■ 課題 A ■
小児のコロナワクチンに関するコラムから、「子どもとコロナ その⑯ 生後6ヶ月以上5歳未満の」から「使用されるワクチンは、すべてファイザー社製。その含有量はmRNA:3㎍/回。」までを一字一句変えずに再掲すること。
■ 課題 B ■
小児のコロナワクチンに関するコラムで、オミクロン株流行以降に合併する児が増えた、または重症例として報告されているとされる病名をすべて挙げること。
■ 課題 C ■
小児の新型コロナワクチンに関するコラムを、本文の最後の文に続けて書き進めること。

■ 文書本文 ■
* * * * *

予防医学コラム

子どもとコロナ その⑯ 生後6ヶ月以上5歳未満の 新型コロナウイルスワクチン

生後6ヶ月〜5歳未満の小児への新型コロナウイルスワクチンは、令和4年12月から小児医療機関での接種が開始されました。これまでの5〜17歳の小児におけるワクチンの有益性を考慮したうえで、メリット(発症、重症化予防)がデメリット(副反応)を上回ると判断、小児科学会は、5〜11歳と同様にワクチン接種を「努力義務(接種を受けるように務めなければならない)」とし、その考え方、知見を示しています。

(感染状況とワクチンについて)
●小児患者数の急増に伴い、以前は少数であった小児の重症例と死亡例が急増しています。
●成人と比較して小児の呼吸不全例は比較的まれですが、オミクロン株流行以降は小児に特有な疾患であるクループ症候群、熱性けいれんを合併する児が増加し、脳症、心筋炎などの重症例も報告されています。
●生後6ヶ月〜5歳未満の小児におけるワクチンの予防効果は、生後6ヶ月〜1歳児で75・8%、2〜4歳児で71・8%。これまでの知見から重症化予防効果は発症予防効果をさらに上回ることが期待されます。
●ワクチンの安全性については、副反応は5〜11歳のワクチンと同等もしくは軽微であり、米国における調査でも重篤な有害事象はまれとされています。
使用されるワクチンは、すべてファイザー社製。その含有量はmRNA:3㎍/回。

* * * * *

[構造化ページ解析データ]
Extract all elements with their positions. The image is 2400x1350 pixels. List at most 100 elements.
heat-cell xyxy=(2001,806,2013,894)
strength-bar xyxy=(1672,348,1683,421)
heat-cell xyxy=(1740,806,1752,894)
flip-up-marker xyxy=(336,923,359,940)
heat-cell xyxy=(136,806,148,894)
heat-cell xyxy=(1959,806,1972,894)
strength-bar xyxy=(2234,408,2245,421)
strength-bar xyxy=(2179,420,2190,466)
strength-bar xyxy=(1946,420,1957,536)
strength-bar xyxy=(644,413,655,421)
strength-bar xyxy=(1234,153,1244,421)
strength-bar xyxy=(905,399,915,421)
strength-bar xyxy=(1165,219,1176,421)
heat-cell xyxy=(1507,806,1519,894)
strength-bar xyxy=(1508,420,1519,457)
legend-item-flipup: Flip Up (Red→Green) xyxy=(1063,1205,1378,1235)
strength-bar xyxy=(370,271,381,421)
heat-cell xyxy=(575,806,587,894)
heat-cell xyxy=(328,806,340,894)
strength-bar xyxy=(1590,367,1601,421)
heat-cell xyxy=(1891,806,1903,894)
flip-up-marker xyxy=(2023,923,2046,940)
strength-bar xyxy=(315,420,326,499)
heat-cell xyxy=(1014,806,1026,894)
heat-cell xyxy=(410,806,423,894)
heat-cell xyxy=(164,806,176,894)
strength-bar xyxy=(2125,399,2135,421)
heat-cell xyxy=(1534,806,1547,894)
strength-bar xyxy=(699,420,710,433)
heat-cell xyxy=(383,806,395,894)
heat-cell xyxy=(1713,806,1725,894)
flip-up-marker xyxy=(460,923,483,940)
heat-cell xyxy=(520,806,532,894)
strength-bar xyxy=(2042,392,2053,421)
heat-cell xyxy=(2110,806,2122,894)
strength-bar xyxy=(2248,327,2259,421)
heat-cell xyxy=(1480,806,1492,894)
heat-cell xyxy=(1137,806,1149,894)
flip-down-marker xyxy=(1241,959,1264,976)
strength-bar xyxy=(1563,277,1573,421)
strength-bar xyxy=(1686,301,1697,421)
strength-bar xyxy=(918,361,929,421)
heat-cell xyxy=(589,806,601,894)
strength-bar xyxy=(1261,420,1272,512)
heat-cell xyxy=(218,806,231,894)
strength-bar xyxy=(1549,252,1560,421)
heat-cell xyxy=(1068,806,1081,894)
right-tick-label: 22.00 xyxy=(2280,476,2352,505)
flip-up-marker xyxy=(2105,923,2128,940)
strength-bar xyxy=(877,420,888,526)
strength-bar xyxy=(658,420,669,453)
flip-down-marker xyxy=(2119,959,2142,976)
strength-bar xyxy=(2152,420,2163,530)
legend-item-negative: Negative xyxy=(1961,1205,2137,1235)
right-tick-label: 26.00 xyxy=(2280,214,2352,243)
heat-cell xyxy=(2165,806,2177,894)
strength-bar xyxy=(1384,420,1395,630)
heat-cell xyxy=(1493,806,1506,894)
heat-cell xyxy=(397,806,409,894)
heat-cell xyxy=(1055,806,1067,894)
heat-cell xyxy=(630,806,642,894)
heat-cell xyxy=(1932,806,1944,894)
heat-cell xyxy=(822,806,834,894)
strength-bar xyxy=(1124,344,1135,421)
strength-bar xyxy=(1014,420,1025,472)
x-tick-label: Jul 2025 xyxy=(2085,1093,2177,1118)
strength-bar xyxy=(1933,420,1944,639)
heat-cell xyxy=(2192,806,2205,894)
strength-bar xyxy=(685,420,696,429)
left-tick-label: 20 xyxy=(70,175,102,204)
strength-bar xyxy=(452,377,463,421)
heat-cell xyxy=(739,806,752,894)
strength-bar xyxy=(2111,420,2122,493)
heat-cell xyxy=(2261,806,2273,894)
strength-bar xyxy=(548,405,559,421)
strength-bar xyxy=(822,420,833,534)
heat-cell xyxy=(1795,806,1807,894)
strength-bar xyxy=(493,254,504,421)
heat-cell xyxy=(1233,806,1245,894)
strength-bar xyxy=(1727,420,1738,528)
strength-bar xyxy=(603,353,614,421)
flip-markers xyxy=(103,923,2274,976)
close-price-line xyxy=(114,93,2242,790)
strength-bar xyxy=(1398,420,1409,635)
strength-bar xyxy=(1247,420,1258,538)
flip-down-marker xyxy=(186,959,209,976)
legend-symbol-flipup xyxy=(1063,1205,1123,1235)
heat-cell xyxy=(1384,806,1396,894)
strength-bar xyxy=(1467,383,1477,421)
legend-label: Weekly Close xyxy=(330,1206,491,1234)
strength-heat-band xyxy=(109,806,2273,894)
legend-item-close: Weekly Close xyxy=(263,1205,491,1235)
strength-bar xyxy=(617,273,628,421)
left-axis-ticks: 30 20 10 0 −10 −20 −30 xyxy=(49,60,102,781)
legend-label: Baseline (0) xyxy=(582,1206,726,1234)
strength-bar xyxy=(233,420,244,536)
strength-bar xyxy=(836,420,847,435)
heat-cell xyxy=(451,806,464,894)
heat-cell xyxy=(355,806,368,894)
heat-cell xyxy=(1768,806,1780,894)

* * * * *

■ 最終回答 A ■
子どもとコロナ その⑯ 生後6ヶ月以上5歳未満の 新型コロナウイルスワクチン

生後6ヶ月〜5歳未満の小児への新型コロナウイルスワクチンは、令和4年12月から小児医療機関での接種が開始されました。これまでの5〜17歳の小児におけるワクチンの有益性を考慮したうえで、メリット(発症、重症化予防)がデメリット(副反応)を上回ると判断、小児科学会は、5〜11歳と同様にワクチン接種を「努力義務(接種を受けるように務めなければならない)」とし、その考え方、知見を示しています。

(感染状況とワクチンについて)
●小児患者数の急増に伴い、以前は少数であった小児の重症例と死亡例が急増しています。
●成人と比較して小児の呼吸不全例は比較的まれですが、オミクロン株流行以降は小児に特有な疾患であるクループ症候群、熱性けいれんを合併する児が増加し、脳症、心筋炎などの重症例も報告されています。
●生後6ヶ月〜5歳未満の小児におけるワクチンの予防効果は、生後6ヶ月〜1歳児で75・8%、2〜4歳児で71・8%。これまでの知見から重症化予防効果は発症予防効果をさらに上回ることが期待されます。
●ワクチンの安全性については、副反応は5〜11歳のワクチンと同等もしくは軽微であり、米国における調査でも重篤な有害事象はまれとされています。
使用されるワクチンは、すべてファイザー社製。その含有量はmRNA:3㎍/回。

■ 最終回答 B ■
クループ症候群、熱性けいれん、脳症、心筋炎

■ 最終回答 C ■
12歳以上で使用されるワクチンの10分の1、5〜11歳のワクチン10分の3の含有量となっています。  
接種回数は3回、2回目は3週後、3回目は2回接種後8週後以降となっています。

(接種に対する考え方)  
1、子どもを守るためにはまず周囲の大人(とくに子どもに関わる業務従事者)が接種することが大切。  
2、基礎疾患のある児への接種で、感染の重症化予防が期待される。接種の際は主治医とよく相談する。  
3、健康な子どもへの接種も意義があるが、本人と療育者の理解、接種に関する細やかな対応が必要。  
4、接種の際は丁寧な診察が必要。  
の新型コロナウイルス感染の多く(95%)が、軽症で経過します。しかし、2歳未満(0〜1歳)と基礎疾患がある小児においては重症化リスクが増大することが危惧されています。子どもを守るため、周囲の人を守るため、接種することを推奨しますが、かかりつけ医とよく相談されて判断されるとよいでしょう。